== WHAT YOU WILL DO ==
Filter the entries, keeping every line with the word "Preview".

Items from a data source
>> BEGIN
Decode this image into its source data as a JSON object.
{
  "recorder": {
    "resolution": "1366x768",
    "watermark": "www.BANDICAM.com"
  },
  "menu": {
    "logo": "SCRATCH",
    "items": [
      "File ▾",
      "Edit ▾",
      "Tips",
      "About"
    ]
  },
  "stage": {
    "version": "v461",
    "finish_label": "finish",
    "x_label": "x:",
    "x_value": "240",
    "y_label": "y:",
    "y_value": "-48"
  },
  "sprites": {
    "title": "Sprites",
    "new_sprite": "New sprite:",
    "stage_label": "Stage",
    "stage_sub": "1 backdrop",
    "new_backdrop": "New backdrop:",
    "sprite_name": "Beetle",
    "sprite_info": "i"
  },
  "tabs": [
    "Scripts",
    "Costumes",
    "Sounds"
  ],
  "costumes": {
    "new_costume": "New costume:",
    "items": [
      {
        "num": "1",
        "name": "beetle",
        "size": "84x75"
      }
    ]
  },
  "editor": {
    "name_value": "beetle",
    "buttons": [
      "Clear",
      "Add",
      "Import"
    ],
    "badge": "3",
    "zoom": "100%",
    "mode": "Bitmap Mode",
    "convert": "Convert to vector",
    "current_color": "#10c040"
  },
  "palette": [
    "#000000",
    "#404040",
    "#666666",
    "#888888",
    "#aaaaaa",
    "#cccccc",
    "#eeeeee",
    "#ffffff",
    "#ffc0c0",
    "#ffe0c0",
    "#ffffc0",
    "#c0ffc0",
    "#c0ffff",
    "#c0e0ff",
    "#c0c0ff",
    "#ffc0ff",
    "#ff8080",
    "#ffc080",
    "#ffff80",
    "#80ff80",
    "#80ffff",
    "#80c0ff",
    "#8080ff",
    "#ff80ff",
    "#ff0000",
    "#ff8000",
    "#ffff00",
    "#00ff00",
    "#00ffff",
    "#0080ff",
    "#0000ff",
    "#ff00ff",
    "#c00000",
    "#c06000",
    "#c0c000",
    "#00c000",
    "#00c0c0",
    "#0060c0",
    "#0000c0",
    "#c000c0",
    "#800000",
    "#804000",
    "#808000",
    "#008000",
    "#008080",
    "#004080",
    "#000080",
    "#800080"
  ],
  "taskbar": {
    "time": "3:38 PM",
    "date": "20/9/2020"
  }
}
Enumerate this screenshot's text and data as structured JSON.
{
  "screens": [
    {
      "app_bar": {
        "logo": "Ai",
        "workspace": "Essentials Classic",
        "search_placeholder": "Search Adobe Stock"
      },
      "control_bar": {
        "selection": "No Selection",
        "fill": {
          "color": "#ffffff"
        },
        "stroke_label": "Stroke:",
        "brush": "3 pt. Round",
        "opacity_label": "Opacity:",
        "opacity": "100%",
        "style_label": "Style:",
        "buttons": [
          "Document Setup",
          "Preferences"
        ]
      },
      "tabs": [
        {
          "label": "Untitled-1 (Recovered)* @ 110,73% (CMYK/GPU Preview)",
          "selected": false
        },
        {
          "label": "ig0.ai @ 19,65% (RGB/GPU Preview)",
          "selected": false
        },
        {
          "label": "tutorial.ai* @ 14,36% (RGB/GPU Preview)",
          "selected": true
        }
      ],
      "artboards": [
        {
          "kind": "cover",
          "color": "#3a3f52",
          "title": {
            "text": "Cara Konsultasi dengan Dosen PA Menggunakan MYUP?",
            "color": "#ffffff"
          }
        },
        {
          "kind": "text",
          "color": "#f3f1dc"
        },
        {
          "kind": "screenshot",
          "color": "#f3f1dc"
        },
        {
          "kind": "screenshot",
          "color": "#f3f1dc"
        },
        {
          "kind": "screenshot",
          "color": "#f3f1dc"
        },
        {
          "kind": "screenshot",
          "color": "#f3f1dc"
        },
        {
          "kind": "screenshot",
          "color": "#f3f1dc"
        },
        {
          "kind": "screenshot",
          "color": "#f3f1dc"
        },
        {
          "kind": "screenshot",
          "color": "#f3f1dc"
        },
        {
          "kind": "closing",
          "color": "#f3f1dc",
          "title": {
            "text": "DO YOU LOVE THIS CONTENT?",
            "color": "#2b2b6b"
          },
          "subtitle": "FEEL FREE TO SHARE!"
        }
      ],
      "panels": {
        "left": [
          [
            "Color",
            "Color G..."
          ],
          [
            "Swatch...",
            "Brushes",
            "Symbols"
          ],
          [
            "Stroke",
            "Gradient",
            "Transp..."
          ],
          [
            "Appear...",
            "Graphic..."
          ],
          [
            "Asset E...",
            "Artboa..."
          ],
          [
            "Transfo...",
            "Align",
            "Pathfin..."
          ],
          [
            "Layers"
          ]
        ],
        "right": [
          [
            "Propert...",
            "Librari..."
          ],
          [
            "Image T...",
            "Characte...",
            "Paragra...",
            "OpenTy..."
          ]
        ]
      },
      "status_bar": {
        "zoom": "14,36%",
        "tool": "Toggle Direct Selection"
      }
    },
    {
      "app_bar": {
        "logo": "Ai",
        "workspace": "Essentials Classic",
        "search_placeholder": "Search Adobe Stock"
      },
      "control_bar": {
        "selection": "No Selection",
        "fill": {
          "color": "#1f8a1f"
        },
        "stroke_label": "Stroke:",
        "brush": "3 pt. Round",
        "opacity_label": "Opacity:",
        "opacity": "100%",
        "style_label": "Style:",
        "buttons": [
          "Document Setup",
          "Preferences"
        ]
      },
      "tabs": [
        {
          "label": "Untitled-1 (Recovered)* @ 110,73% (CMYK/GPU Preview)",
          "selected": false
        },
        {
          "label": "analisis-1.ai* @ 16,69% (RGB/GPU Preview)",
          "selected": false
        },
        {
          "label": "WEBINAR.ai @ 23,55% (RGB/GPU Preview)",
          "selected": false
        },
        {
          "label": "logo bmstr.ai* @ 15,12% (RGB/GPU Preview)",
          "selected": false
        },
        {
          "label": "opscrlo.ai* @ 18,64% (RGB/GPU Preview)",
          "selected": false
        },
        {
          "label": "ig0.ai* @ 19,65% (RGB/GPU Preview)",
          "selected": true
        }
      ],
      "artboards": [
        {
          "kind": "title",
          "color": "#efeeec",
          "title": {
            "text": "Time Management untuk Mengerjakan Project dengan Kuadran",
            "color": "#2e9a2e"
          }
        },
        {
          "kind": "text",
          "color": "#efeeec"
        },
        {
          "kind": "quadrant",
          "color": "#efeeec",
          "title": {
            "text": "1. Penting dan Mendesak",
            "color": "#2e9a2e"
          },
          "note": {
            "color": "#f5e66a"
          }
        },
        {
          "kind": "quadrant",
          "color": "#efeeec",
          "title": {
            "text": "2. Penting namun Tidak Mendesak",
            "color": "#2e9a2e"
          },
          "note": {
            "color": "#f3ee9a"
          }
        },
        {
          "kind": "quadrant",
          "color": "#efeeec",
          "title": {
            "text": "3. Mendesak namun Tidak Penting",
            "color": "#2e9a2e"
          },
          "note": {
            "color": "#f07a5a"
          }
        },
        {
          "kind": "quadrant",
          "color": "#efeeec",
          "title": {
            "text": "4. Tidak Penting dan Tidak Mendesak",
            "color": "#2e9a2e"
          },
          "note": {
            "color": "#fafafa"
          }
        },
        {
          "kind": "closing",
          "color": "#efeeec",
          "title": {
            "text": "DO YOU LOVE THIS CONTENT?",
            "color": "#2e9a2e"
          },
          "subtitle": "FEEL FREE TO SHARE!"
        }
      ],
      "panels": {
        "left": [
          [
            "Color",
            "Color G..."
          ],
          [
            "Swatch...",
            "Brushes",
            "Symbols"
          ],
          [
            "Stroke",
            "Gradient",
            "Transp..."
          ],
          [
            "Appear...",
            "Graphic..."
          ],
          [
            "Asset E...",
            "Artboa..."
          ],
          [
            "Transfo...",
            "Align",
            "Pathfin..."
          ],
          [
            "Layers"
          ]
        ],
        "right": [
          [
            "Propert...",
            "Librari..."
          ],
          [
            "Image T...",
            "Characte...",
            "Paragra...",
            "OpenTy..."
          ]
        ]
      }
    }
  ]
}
>> END
== ANSWER FOR THE TASK ==
          "label": "Untitled-1 (Recovered)* @ 110,73% (CMYK/GPU Preview)",
          "label": "ig0.ai @ 19,65% (RGB/GPU Preview)",
          "label": "tutorial.ai* @ 14,36% (RGB/GPU Preview)",
          "label": "Untitled-1 (Recovered)* @ 110,73% (CMYK/GPU Preview)",
          "label": "analisis-1.ai* @ 16,69% (RGB/GPU Preview)",
          "label": "WEBINAR.ai @ 23,55% (RGB/GPU Preview)",
          "label": "logo bmstr.ai* @ 15,12% (RGB/GPU Preview)",
          "label": "opscrlo.ai* @ 18,64% (RGB/GPU Preview)",
          "label": "ig0.ai* @ 19,65% (RGB/GPU Preview)",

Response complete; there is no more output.